**** Given data ****

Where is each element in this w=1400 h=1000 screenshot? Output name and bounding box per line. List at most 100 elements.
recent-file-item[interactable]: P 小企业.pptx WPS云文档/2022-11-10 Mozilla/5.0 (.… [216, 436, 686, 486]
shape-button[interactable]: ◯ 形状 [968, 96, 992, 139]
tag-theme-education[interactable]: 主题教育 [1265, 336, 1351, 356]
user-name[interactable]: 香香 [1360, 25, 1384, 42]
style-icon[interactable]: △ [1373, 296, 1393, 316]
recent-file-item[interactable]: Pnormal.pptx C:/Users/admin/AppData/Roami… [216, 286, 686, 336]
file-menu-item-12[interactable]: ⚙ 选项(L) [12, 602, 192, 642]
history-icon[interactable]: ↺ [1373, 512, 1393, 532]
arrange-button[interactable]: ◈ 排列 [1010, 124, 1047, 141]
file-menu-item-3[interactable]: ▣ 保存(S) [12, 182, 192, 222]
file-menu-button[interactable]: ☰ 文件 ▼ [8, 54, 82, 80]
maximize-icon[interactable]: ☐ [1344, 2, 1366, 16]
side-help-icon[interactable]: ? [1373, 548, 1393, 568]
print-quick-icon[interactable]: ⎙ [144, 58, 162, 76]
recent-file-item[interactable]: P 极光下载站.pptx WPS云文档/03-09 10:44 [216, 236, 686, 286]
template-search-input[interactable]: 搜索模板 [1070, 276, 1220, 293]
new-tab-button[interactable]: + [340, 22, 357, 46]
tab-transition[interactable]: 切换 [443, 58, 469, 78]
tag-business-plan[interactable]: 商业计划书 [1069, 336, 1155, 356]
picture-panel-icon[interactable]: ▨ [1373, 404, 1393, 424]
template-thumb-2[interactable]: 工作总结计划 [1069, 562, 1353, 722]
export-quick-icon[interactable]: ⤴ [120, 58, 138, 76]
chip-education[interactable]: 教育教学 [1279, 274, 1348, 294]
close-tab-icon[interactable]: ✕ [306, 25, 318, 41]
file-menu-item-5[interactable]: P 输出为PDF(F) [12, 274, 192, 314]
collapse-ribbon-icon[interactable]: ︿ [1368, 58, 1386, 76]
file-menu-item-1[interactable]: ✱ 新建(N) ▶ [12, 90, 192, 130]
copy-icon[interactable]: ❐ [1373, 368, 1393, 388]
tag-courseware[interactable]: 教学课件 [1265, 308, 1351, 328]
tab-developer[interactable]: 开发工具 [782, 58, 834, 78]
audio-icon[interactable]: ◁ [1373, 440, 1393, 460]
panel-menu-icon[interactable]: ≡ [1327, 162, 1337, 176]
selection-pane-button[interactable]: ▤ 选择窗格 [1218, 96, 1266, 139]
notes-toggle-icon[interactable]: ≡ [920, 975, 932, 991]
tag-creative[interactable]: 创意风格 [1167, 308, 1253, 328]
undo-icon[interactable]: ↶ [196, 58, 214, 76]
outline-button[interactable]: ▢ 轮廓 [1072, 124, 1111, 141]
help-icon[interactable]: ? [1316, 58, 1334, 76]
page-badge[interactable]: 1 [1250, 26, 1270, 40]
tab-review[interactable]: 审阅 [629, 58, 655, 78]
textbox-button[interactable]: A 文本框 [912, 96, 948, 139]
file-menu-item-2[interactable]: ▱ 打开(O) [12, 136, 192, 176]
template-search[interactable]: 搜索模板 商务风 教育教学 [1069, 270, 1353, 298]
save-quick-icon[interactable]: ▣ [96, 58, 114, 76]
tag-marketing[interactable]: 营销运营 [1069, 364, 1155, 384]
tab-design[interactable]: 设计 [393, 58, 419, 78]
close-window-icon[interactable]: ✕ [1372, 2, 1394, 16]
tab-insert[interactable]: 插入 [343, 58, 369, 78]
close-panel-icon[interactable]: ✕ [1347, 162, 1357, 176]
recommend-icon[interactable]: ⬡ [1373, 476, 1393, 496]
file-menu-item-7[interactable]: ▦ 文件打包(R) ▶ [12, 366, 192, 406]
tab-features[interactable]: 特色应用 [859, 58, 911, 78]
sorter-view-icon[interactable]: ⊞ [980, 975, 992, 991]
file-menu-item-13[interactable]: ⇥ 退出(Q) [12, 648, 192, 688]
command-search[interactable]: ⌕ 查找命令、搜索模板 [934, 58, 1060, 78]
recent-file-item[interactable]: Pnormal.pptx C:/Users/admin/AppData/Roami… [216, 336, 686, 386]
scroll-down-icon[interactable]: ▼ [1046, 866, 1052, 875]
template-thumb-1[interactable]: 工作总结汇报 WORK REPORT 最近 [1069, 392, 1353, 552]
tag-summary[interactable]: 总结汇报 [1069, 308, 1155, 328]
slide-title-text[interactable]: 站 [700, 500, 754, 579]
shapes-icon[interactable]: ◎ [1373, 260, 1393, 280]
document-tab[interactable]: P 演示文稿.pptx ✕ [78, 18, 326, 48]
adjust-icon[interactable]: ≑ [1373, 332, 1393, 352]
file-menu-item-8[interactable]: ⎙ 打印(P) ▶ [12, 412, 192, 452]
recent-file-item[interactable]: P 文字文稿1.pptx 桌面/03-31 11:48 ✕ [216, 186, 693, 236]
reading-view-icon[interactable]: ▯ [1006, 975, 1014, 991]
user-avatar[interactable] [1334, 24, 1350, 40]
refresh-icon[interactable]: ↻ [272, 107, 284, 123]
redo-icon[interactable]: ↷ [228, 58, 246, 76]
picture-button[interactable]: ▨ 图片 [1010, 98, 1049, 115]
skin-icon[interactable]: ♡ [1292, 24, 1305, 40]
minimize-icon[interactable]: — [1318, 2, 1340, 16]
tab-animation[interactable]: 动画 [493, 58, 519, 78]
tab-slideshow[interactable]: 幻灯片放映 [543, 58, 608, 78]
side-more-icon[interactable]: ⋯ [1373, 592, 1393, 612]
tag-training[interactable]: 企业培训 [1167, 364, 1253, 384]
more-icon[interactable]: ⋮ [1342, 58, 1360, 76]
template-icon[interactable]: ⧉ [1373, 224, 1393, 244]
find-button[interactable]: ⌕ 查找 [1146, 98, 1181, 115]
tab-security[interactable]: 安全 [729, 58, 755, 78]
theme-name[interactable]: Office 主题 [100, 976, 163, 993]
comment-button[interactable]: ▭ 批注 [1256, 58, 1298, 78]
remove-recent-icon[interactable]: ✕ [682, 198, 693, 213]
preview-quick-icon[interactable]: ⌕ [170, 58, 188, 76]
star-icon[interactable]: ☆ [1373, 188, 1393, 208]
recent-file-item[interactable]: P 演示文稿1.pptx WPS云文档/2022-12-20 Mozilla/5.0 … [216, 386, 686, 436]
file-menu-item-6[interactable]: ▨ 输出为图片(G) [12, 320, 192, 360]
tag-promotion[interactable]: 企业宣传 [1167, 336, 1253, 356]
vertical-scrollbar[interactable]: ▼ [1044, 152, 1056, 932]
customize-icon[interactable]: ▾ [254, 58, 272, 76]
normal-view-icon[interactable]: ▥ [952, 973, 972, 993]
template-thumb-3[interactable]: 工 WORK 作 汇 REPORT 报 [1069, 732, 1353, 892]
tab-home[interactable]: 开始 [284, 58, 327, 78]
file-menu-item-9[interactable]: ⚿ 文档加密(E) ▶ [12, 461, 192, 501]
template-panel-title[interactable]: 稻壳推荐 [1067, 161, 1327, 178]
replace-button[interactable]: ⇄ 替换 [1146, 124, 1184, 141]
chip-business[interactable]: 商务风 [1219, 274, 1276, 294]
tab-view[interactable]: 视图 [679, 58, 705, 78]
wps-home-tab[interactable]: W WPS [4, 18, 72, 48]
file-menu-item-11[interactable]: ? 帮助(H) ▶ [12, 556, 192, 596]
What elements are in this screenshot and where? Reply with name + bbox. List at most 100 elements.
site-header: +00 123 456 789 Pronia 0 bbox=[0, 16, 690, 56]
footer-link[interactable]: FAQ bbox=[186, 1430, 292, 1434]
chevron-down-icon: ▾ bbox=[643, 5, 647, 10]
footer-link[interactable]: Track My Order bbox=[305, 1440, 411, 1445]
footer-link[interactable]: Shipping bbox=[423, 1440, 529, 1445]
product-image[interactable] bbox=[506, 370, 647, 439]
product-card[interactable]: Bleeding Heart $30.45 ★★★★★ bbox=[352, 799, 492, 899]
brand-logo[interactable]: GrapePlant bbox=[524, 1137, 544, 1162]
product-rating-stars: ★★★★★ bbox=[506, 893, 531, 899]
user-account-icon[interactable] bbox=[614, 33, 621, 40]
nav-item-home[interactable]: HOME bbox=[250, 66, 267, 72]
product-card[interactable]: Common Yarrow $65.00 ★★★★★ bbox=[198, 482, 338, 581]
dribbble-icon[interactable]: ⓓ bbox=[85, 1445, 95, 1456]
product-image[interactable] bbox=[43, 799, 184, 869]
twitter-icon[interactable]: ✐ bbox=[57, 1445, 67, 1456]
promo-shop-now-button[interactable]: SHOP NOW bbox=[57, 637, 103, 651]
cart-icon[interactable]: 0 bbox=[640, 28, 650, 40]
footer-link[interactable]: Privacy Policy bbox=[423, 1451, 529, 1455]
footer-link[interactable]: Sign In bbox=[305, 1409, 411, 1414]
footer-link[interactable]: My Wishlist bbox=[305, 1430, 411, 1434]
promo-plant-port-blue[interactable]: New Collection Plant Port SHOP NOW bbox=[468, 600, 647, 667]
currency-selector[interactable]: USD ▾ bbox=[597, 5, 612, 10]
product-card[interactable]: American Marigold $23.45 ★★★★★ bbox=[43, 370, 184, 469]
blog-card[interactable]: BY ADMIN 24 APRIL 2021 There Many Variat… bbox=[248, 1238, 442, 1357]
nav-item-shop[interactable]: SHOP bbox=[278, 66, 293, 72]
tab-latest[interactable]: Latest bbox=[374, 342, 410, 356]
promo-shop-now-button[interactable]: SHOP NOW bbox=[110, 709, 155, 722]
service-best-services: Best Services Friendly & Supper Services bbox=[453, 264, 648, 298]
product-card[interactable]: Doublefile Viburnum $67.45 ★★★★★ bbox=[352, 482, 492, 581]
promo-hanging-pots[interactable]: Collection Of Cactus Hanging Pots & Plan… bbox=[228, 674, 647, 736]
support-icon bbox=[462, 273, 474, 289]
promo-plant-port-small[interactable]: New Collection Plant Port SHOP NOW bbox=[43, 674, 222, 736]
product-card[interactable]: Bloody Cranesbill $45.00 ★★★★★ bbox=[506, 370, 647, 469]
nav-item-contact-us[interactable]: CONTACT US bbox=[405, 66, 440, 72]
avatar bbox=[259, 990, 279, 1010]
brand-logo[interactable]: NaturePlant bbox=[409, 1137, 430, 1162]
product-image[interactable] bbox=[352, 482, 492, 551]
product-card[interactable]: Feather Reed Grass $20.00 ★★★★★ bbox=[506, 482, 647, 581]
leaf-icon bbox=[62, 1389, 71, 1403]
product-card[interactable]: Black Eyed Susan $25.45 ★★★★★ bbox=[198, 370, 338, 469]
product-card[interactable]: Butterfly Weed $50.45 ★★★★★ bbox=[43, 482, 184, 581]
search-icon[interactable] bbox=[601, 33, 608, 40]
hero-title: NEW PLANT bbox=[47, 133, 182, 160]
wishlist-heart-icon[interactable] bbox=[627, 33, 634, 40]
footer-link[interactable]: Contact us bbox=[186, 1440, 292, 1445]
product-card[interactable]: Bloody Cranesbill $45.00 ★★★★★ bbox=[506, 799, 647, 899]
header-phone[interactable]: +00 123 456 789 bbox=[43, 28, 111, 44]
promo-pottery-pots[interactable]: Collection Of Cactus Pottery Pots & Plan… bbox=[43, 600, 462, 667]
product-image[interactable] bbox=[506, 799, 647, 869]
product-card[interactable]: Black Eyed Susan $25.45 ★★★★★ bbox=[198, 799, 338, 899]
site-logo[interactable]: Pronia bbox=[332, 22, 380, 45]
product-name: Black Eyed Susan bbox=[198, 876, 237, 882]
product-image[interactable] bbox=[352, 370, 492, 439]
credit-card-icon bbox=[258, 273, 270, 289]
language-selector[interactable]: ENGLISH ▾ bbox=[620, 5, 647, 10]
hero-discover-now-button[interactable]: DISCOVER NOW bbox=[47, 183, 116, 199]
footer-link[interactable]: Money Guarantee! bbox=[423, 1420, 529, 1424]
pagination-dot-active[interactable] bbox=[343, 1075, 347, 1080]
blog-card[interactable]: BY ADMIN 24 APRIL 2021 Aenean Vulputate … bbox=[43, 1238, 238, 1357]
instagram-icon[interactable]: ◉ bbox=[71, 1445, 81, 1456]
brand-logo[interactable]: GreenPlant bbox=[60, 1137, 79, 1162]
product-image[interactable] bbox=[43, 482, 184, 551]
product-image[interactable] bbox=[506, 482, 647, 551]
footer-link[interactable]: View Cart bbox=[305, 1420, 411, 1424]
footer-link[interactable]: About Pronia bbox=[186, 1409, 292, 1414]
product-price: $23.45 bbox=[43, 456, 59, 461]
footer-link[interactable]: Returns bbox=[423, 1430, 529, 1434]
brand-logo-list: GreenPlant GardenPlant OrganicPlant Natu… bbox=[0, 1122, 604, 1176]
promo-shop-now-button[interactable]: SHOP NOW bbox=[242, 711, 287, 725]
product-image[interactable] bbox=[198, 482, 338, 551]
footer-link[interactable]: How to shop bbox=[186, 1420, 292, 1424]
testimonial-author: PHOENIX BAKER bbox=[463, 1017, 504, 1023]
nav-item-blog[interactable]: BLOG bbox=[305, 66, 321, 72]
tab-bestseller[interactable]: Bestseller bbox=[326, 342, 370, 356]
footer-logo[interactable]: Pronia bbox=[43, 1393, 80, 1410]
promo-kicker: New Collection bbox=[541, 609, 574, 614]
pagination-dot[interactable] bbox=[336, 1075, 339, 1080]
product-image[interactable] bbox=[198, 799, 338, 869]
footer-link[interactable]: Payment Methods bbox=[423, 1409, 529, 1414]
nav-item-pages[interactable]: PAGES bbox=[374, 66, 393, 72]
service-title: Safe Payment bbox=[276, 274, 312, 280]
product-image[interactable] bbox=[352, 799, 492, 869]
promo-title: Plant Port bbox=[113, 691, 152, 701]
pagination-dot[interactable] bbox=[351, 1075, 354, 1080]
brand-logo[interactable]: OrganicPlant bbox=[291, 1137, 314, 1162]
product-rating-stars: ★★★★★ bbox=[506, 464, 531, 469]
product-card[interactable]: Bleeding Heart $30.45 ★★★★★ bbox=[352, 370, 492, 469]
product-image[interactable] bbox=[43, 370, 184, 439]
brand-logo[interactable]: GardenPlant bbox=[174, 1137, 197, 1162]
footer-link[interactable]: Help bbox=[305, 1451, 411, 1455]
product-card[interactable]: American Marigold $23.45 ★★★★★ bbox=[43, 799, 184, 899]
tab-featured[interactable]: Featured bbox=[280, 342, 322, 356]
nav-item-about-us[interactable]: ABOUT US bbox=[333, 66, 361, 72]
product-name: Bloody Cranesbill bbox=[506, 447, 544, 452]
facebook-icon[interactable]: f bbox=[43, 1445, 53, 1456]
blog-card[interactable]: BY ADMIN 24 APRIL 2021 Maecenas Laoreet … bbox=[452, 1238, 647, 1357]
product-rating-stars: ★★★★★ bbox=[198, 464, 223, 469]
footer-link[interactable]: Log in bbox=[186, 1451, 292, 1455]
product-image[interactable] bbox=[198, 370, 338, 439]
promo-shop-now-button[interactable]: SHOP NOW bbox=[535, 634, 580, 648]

****

### What to do
Rewrite the items from the beginning through the line containing "tag-business-plan[interactable]: 商业计划书 [1069, 336, 1155, 356]", changing each "recent-file-item" to "recent-document-item" and leaving everything else untouched.

### Output of the exercise
Where is each element in this w=1400 h=1000 screenshot? Output name and bounding box per line. List at most 100 elements.
recent-document-item[interactable]: P 小企业.pptx WPS云文档/2022-11-10 Mozilla/5.0 (.… [216, 436, 686, 486]
shape-button[interactable]: ◯ 形状 [968, 96, 992, 139]
tag-theme-education[interactable]: 主题教育 [1265, 336, 1351, 356]
user-name[interactable]: 香香 [1360, 25, 1384, 42]
style-icon[interactable]: △ [1373, 296, 1393, 316]
recent-document-item[interactable]: Pnormal.pptx C:/Users/admin/AppData/Roami… [216, 286, 686, 336]
file-menu-item-12[interactable]: ⚙ 选项(L) [12, 602, 192, 642]
history-icon[interactable]: ↺ [1373, 512, 1393, 532]
arrange-button[interactable]: ◈ 排列 [1010, 124, 1047, 141]
file-menu-item-3[interactable]: ▣ 保存(S) [12, 182, 192, 222]
file-menu-button[interactable]: ☰ 文件 ▼ [8, 54, 82, 80]
maximize-icon[interactable]: ☐ [1344, 2, 1366, 16]
side-help-icon[interactable]: ? [1373, 548, 1393, 568]
print-quick-icon[interactable]: ⎙ [144, 58, 162, 76]
recent-document-item[interactable]: P 极光下载站.pptx WPS云文档/03-09 10:44 [216, 236, 686, 286]
template-search-input[interactable]: 搜索模板 [1070, 276, 1220, 293]
new-tab-button[interactable]: + [340, 22, 357, 46]
tab-transition[interactable]: 切换 [443, 58, 469, 78]
tag-business-plan[interactable]: 商业计划书 [1069, 336, 1155, 356]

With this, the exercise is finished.